++++ Provided data

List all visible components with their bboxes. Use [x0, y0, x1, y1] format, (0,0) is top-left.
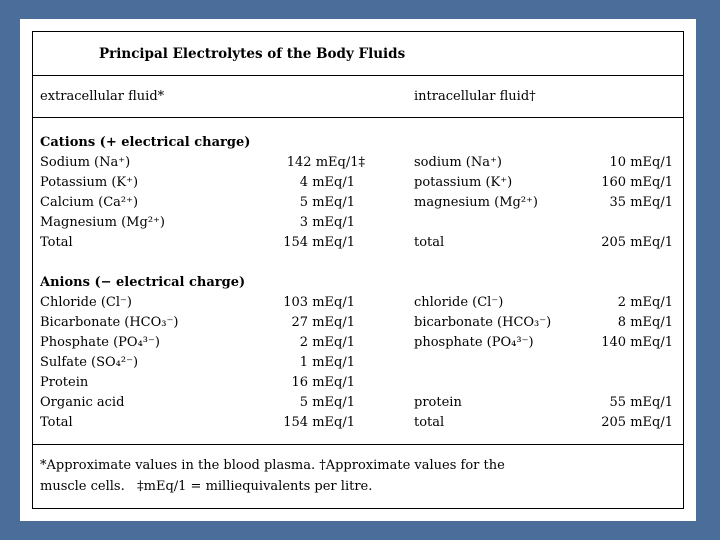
ecf-anion-value: 5 mEq/1 — [299, 395, 355, 410]
divider — [33, 117, 683, 118]
icf-cation-value: 35 mEq/1 — [609, 195, 673, 210]
icf-cation-value: 160 mEq/1 — [601, 175, 673, 190]
ecf-anion-total-value: 154 mEq/1 — [283, 415, 355, 430]
icf-cation-total-value: 205 mEq/1 — [601, 235, 673, 250]
icf-anion-total-label: total — [414, 415, 445, 430]
icf-anion-name: protein — [414, 395, 462, 410]
icf-cation-total-label: total — [414, 235, 445, 250]
ecf-anion-value: 16 mEq/1 — [291, 375, 355, 390]
ecf-anion-name: Sulfate (SO₄²⁻) — [40, 355, 139, 370]
icf-cation-value: 10 mEq/1 — [609, 155, 673, 170]
icf-cation-name: magnesium (Mg²⁺) — [414, 195, 538, 210]
ecf-anion-name: Protein — [40, 375, 89, 390]
anions-heading: Anions (− electrical charge) — [40, 275, 246, 290]
icf-anion-value: 2 mEq/1 — [617, 295, 673, 310]
icf-anion-total-value: 205 mEq/1 — [601, 415, 673, 430]
icf-cation-name: potassium (K⁺) — [414, 175, 513, 190]
ecf-cation-value: 142 mEq/1‡ — [286, 155, 365, 170]
ecf-cation-value: 4 mEq/1 — [299, 175, 355, 190]
ecf-anion-name: Organic acid — [40, 395, 125, 410]
ecf-cation-value: 5 mEq/1 — [299, 195, 355, 210]
ecf-anion-total-label: Total — [40, 415, 73, 430]
ecf-anion-value: 27 mEq/1 — [291, 315, 355, 330]
ecf-anion-value: 103 mEq/1 — [283, 295, 355, 310]
table-title: Principal Electrolytes of the Body Fluids — [99, 46, 406, 62]
icf-anion-name: chloride (Cl⁻) — [414, 295, 504, 310]
header-extracellular: extracellular fluid* — [40, 89, 165, 104]
electrolytes-table — [32, 31, 684, 509]
icf-anion-value: 55 mEq/1 — [609, 395, 673, 410]
icf-anion-name: phosphate (PO₄³⁻) — [414, 335, 534, 350]
ecf-anion-name: Bicarbonate (HCO₃⁻) — [40, 315, 179, 330]
header-intracellular: intracellular fluid† — [414, 89, 536, 104]
footnote-line-2: muscle cells. ‡mEq/1 = milliequivalents per litre. — [40, 479, 373, 494]
ecf-cation-name: Calcium (Ca²⁺) — [40, 195, 139, 210]
ecf-cation-total-value: 154 mEq/1 — [283, 235, 355, 250]
icf-anion-name: bicarbonate (HCO₃⁻) — [414, 315, 552, 330]
divider — [33, 75, 683, 76]
icf-cation-name: sodium (Na⁺) — [414, 155, 502, 170]
slide — [20, 19, 696, 521]
icf-anion-value: 8 mEq/1 — [617, 315, 673, 330]
ecf-cation-total-label: Total — [40, 235, 73, 250]
cations-heading: Cations (+ electrical charge) — [40, 135, 251, 150]
divider — [33, 444, 683, 445]
ecf-anion-name: Chloride (Cl⁻) — [40, 295, 132, 310]
ecf-anion-value: 2 mEq/1 — [299, 335, 355, 350]
ecf-cation-value: 3 mEq/1 — [299, 215, 355, 230]
ecf-cation-name: Magnesium (Mg²⁺) — [40, 215, 165, 230]
ecf-cation-name: Sodium (Na⁺) — [40, 155, 131, 170]
icf-anion-value: 140 mEq/1 — [601, 335, 673, 350]
ecf-cation-name: Potassium (K⁺) — [40, 175, 139, 190]
ecf-anion-name: Phosphate (PO₄³⁻) — [40, 335, 160, 350]
ecf-anion-value: 1 mEq/1 — [299, 355, 355, 370]
footnote-line-1: *Approximate values in the blood plasma. †Approximate values for the — [40, 458, 505, 473]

++++++++

> _Your goal_
Where a line in the records above contains the string "footnote", return that line.

> _Result for this exercise_
footnote-line-2: muscle cells. ‡mEq/1 = milliequivalents per litre. — [40, 479, 373, 494]
footnote-line-1: *Approximate values in the blood plasma. †Approximate values for the — [40, 458, 505, 473]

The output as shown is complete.